For the piece on backyard stormwater, decide whether each statement below agrees with the text: 1. The vegetable garden has four raised beds. 2. After the first heavy rain, the mulch ended up piled in the raised beds. 3. The writer's neighborhood is steep. For each statement, give yes or no and quote the deciding words from the text verbatim.

SELECTED TEXT
..............................

Putting the L.I.D. on my Stormwater Problem
I’ve been reading a lot about Low Impact Development recently, in part because of my involvement in the Urban Water Management Conference that’s being sponsored by WaterWorld.
by James Laughlin
I’ve been reading a lot about Low Impact Development recently, in part because of my involvement in the Urban Water Management Conference that’s being sponsored by WaterWorld (see article on the cover). The concept certainly appeals to me. I like to think I’m a low impact kind of guy and like to see natural systems used in place of concrete and steel.
On a personal level, how to control stormwater runoff through my back yard is becoming an issue. Whenever we get a heavy rain, what appears to be a fully-functional stream flows through my yard. It’s funny to see the volume and speed of the water, given my neighborhood is relatively flat. But it’s more than a little annoying to see the impact on my vegetable garden.
Last spring I built a garden in a sunny corner of my yard, with wide walkways running between four raised beds. To control weeds, I put down landscaping fabric in the walkways and covered it with what the manufacturer called “No Float” Cyprus mulch.
After the first heavy rain, I found all the mulch piled against my neighbor’s privacy fence on the “downstream” side of the garden.
Since a certain portion of the mulch escaped through the fence during every good rain, I had to remulch the walkways a couple times during the growing season. Now, mid-way through winter, most of it is gone.
Since a concrete and steel flood control system for my backyard is out of the question, I decided to research low impact methods of stormwater flow control.
EPA hosts a website that offers tips and instructions, including a document on Low Impact Development Design Strategies. According to the document, to develop an integrated management plan I need to define the hydrologic controls required, evaluate site opportunities and constraints, screen candidate practices, evaluate the candidate practices in various configurations, and then select the preferred candidate and design.

..............................

AVAILABLE DATA
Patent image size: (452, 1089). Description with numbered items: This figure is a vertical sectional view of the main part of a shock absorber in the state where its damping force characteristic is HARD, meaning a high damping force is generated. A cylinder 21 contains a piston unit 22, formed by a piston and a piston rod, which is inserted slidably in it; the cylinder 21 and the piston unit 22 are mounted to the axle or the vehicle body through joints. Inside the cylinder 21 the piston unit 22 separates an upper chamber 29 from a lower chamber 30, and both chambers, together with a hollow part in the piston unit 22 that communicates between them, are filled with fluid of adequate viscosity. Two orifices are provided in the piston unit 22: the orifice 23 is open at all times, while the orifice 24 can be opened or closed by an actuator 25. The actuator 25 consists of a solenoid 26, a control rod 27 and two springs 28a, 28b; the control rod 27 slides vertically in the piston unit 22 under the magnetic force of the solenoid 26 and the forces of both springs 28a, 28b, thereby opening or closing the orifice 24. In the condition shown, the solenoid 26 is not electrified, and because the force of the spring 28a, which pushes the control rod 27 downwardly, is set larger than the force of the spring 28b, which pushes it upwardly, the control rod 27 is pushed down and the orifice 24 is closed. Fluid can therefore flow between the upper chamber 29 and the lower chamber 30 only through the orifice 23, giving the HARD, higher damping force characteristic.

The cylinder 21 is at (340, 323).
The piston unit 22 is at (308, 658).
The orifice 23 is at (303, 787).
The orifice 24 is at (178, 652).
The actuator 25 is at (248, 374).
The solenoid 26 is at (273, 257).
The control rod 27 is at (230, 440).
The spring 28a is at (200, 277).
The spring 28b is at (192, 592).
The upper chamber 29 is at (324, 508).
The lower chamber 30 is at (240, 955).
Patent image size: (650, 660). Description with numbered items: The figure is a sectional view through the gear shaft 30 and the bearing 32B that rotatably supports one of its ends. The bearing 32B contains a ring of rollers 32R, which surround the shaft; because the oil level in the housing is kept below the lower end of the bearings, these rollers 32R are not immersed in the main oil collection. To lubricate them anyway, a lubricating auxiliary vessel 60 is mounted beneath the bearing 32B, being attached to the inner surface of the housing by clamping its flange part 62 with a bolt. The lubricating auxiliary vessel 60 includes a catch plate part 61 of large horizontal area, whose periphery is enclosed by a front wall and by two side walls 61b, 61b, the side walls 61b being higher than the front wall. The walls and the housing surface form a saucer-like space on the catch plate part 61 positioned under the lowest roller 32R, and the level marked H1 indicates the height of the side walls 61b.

..............................

RESPONSE BOX
1. Yes: "with wide walkways running between four raised beds"
2. No: "I found all the mulch piled against my neighbor’s privacy fence on the “downstream” side of the garden"
3. No: "given my neighborhood is relatively flat"